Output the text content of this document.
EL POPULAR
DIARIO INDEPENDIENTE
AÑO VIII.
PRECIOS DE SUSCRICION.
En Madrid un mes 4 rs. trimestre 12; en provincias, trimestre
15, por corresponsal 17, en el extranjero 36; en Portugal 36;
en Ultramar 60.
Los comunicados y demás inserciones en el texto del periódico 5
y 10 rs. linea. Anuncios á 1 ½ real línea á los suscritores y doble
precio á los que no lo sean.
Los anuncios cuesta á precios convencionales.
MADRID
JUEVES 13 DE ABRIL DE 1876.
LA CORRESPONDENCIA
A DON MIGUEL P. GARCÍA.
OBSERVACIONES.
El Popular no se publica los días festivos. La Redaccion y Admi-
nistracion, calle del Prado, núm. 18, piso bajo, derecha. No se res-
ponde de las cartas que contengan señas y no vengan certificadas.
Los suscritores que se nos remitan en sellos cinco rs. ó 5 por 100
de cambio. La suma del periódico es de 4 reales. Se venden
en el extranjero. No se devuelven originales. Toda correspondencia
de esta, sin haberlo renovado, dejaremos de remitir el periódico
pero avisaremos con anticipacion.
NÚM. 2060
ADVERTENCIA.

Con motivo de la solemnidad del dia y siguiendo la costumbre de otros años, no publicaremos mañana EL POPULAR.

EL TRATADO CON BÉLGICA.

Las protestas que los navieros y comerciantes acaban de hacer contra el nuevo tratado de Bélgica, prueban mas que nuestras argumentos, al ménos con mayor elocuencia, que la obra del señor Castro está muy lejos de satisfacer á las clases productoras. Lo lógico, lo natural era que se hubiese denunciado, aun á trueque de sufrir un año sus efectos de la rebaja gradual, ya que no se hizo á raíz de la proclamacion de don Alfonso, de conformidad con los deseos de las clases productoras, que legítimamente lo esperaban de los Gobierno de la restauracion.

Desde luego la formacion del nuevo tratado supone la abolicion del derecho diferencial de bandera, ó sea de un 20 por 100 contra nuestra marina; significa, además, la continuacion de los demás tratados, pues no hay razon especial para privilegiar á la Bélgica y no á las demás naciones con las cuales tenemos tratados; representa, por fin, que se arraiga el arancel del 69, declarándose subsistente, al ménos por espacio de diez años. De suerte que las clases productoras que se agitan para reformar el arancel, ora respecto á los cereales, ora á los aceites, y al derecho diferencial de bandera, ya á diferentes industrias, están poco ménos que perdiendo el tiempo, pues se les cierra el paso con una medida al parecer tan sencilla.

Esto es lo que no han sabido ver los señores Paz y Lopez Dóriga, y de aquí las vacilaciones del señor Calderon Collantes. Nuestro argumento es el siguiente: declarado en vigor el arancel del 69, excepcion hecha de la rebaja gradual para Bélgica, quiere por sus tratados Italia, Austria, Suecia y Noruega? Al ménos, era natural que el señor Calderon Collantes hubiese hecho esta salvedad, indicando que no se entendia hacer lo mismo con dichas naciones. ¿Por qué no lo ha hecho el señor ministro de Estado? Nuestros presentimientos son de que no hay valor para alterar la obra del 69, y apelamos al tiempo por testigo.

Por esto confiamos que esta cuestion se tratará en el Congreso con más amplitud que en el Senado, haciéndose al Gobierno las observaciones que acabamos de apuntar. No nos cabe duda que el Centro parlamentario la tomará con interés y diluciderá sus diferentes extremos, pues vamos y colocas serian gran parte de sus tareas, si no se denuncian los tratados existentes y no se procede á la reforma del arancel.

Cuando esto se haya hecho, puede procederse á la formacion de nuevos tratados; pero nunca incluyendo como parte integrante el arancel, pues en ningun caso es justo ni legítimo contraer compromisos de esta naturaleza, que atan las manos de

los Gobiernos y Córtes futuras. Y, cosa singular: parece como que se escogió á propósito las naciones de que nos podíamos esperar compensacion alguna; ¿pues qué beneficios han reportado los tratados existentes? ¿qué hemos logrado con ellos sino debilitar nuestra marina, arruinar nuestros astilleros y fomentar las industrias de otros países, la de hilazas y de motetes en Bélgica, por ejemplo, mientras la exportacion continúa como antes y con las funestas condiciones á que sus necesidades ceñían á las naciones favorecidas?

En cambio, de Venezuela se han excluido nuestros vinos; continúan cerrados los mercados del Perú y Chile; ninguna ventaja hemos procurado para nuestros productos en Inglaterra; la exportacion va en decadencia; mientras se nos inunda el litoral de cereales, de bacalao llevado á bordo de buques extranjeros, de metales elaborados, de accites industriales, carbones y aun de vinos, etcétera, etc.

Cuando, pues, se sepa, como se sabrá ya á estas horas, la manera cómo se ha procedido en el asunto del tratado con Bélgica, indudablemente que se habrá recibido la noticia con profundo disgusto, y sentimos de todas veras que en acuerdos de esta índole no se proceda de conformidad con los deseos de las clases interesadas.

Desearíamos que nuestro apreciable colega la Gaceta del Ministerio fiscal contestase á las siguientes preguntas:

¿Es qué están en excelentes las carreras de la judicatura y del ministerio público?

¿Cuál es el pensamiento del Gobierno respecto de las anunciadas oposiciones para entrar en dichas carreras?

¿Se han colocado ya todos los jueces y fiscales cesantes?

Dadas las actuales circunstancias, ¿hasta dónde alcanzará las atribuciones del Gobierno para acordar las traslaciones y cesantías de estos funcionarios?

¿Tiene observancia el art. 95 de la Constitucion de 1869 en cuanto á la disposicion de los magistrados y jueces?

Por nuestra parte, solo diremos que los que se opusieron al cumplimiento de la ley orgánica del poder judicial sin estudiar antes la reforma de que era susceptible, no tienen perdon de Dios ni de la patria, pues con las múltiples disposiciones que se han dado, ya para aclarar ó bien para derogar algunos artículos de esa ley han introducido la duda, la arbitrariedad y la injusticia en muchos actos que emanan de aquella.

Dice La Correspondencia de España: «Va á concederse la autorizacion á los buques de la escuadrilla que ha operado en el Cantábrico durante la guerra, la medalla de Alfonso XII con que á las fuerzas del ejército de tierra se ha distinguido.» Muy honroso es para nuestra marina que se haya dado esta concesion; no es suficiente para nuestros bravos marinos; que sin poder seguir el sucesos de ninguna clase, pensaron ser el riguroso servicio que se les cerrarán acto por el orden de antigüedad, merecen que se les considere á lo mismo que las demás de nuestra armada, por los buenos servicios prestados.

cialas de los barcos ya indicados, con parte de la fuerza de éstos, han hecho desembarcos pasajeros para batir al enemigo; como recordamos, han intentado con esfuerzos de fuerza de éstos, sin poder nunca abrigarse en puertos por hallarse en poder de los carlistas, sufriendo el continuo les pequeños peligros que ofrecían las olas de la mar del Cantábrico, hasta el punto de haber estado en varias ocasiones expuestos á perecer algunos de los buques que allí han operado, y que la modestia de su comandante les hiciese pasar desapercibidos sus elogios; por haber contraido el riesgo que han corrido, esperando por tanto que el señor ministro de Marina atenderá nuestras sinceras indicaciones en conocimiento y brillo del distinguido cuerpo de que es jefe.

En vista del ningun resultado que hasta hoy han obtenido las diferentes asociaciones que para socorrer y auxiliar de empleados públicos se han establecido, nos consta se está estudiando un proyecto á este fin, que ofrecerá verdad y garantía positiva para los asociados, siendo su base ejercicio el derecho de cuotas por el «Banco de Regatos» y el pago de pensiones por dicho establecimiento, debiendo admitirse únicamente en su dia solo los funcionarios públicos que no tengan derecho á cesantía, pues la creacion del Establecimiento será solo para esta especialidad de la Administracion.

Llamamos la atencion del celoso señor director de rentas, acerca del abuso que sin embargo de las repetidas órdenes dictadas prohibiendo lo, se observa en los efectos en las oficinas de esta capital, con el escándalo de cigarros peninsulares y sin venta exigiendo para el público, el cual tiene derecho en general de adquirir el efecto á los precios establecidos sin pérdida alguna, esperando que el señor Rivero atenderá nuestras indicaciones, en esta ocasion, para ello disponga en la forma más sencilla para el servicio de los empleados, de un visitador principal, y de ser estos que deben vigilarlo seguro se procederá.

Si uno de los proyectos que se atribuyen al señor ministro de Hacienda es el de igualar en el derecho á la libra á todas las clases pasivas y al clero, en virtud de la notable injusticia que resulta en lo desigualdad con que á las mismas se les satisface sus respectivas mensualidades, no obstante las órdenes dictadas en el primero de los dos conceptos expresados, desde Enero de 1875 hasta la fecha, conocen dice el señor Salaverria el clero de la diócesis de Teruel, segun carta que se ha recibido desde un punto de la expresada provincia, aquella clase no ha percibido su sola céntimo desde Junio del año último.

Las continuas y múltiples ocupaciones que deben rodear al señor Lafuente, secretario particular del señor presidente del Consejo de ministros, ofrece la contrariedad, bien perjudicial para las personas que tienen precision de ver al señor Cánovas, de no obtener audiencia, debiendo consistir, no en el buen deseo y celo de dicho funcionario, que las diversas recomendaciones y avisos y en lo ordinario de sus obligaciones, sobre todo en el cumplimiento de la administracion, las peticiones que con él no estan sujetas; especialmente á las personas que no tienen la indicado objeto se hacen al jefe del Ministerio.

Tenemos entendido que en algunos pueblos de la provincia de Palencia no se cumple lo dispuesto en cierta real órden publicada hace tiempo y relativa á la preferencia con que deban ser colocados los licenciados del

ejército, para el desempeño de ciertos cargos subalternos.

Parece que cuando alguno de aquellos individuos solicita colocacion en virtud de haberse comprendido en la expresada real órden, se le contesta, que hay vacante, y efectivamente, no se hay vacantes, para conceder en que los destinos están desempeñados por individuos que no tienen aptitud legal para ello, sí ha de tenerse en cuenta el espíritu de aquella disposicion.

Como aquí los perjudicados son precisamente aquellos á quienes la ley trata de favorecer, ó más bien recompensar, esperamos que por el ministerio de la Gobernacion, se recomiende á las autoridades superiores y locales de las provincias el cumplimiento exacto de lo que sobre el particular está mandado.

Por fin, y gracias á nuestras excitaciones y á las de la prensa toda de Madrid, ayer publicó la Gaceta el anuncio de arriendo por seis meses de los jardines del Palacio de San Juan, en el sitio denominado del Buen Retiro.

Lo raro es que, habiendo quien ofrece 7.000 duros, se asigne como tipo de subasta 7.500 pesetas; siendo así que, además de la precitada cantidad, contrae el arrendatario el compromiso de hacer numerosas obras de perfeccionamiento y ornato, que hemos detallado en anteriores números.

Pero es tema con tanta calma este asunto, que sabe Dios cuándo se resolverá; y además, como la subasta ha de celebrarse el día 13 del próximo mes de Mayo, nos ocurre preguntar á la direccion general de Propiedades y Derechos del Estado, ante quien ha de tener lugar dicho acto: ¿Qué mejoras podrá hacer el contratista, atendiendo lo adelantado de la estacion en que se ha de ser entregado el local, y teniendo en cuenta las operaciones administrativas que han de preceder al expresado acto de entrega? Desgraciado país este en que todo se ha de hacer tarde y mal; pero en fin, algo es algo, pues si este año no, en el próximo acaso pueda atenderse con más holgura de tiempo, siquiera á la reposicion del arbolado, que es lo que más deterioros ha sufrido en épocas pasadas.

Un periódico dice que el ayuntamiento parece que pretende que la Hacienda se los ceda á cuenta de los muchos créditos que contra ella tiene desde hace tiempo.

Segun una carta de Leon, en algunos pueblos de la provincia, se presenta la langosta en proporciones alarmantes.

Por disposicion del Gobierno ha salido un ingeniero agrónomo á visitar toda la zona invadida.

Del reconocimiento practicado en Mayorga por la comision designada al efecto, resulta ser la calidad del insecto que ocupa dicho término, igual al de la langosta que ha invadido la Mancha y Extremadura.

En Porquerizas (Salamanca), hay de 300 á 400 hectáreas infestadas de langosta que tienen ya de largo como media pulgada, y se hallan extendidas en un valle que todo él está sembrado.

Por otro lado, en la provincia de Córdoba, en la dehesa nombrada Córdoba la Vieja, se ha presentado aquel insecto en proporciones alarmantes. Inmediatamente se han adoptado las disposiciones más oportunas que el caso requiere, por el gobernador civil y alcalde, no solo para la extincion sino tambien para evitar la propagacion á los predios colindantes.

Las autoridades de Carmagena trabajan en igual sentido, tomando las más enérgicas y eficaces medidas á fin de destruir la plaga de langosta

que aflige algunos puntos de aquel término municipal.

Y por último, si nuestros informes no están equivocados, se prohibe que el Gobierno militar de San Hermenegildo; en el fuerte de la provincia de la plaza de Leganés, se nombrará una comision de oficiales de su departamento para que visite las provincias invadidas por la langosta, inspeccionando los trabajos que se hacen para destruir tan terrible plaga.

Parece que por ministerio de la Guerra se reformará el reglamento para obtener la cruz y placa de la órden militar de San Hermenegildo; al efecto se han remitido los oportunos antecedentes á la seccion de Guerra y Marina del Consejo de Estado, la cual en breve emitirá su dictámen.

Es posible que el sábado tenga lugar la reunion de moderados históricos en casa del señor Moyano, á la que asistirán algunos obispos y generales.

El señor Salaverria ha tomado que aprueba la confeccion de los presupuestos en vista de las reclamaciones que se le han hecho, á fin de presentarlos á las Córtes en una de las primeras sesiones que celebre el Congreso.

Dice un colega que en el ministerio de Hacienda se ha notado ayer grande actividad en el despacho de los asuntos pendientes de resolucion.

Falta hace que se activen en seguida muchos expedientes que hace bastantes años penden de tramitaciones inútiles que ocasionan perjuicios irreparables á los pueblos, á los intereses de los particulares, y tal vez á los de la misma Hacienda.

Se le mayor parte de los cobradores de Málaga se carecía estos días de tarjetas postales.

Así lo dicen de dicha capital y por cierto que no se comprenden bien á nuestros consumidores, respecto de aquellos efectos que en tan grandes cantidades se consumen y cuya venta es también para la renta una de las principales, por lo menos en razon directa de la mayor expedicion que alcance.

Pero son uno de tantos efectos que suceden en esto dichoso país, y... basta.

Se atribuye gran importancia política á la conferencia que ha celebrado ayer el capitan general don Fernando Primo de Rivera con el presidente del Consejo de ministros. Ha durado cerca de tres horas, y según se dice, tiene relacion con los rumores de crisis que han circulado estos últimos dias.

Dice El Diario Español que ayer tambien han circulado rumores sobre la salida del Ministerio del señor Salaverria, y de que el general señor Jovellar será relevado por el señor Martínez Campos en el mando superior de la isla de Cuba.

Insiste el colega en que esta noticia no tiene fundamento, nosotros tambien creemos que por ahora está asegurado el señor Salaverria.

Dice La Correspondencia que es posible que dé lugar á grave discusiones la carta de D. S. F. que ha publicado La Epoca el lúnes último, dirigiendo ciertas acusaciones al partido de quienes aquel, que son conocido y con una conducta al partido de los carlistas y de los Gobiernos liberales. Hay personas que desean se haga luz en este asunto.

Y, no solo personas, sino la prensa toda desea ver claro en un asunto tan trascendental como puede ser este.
============================================================
Copy every line in the listing above where the string "carreras" turns up.

¿Es qué están en excelentes las carreras de la judicatura y del ministerio público?
¿Cuál es el pensamiento del Gobierno respecto de las anunciadas oposiciones para entrar en dichas carreras?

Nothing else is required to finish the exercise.